[Dataset excerpts]
########

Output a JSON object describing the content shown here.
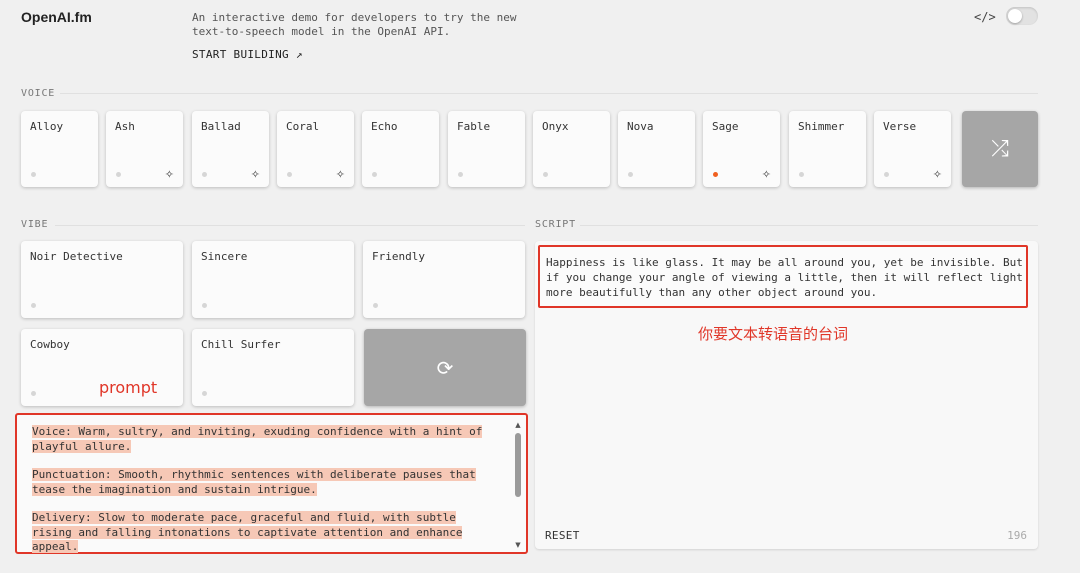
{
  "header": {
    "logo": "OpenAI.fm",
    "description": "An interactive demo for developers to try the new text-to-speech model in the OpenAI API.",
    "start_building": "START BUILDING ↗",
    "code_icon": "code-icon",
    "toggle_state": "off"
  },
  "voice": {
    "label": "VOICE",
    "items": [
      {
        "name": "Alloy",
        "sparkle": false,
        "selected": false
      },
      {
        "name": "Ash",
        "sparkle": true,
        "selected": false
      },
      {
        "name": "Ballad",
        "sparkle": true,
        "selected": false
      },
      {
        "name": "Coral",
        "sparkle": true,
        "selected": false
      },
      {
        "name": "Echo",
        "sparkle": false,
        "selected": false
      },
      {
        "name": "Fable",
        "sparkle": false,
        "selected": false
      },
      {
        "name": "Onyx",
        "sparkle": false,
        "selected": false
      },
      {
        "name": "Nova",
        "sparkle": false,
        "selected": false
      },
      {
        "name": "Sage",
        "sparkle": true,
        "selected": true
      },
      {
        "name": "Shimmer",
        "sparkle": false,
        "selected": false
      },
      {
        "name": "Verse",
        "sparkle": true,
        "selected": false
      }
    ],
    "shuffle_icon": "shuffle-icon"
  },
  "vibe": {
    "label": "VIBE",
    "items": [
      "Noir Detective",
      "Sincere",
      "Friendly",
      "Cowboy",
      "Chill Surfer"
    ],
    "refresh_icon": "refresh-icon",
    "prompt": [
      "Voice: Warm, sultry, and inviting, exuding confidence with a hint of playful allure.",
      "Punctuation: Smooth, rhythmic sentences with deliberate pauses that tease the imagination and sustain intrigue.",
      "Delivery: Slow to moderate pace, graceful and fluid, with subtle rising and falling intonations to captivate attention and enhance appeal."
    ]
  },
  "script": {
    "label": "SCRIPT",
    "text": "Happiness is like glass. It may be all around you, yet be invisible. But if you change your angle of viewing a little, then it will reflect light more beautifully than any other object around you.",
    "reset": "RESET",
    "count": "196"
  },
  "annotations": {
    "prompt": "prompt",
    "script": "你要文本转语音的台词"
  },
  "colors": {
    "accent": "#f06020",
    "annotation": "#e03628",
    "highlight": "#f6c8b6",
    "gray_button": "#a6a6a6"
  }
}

########

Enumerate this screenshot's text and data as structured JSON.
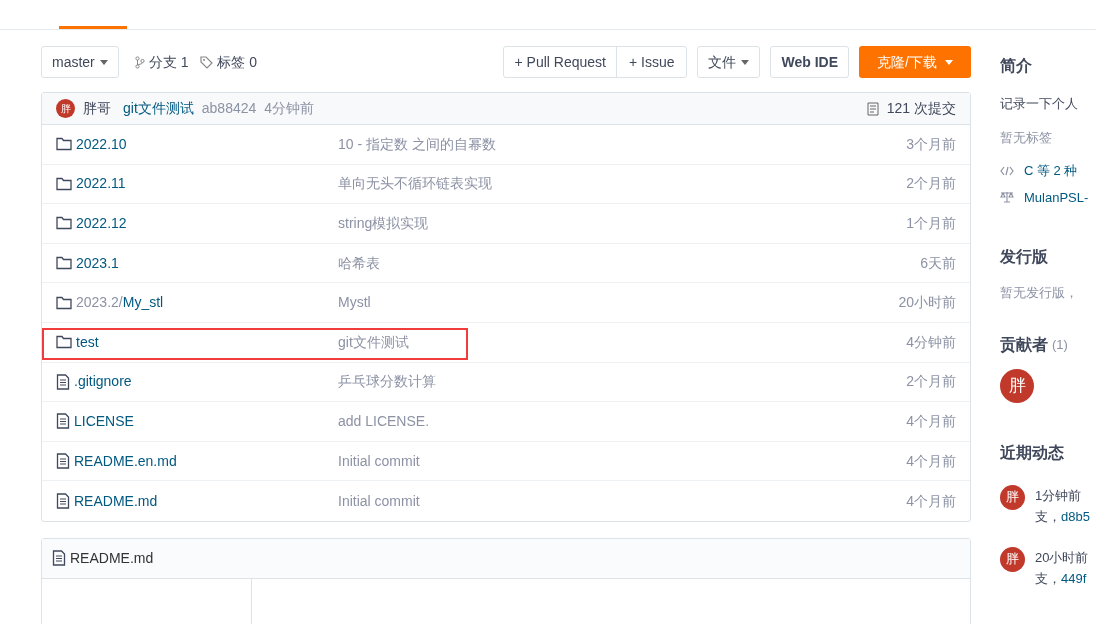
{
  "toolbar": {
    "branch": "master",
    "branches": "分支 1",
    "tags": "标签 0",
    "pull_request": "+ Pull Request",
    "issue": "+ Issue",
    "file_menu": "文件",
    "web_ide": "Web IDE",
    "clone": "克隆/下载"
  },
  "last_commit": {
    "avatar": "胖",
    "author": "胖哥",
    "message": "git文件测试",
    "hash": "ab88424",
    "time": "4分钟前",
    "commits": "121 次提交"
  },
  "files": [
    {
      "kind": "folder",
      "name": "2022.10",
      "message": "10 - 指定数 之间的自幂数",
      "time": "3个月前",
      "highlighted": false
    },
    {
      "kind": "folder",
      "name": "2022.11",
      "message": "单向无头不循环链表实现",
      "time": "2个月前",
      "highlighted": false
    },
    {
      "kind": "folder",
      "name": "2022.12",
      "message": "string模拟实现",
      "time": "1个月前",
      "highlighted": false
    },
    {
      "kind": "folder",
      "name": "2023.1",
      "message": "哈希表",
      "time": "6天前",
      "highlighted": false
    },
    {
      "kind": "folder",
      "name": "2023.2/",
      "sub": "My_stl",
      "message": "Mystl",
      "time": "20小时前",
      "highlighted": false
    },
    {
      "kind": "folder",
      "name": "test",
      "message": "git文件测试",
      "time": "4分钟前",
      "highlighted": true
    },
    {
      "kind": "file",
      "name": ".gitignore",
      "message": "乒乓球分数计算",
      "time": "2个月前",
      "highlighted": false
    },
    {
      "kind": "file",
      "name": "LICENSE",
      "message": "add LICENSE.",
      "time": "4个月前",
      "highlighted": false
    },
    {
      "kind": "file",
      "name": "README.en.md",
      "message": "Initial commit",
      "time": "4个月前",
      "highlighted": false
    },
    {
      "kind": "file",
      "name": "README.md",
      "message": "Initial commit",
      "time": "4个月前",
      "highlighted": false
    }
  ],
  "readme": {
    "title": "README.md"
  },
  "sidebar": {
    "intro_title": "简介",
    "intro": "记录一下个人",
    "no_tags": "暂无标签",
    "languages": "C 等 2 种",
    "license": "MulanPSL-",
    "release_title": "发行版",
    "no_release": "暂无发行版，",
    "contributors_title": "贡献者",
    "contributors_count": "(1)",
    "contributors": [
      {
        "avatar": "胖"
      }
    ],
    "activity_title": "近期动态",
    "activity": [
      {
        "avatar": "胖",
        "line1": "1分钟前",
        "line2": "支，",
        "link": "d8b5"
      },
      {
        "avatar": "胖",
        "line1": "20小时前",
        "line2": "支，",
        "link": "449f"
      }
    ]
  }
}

########

Task: Count every line in the preceding entries where the string "JSON" appears, then state only the total.

Task answer: 2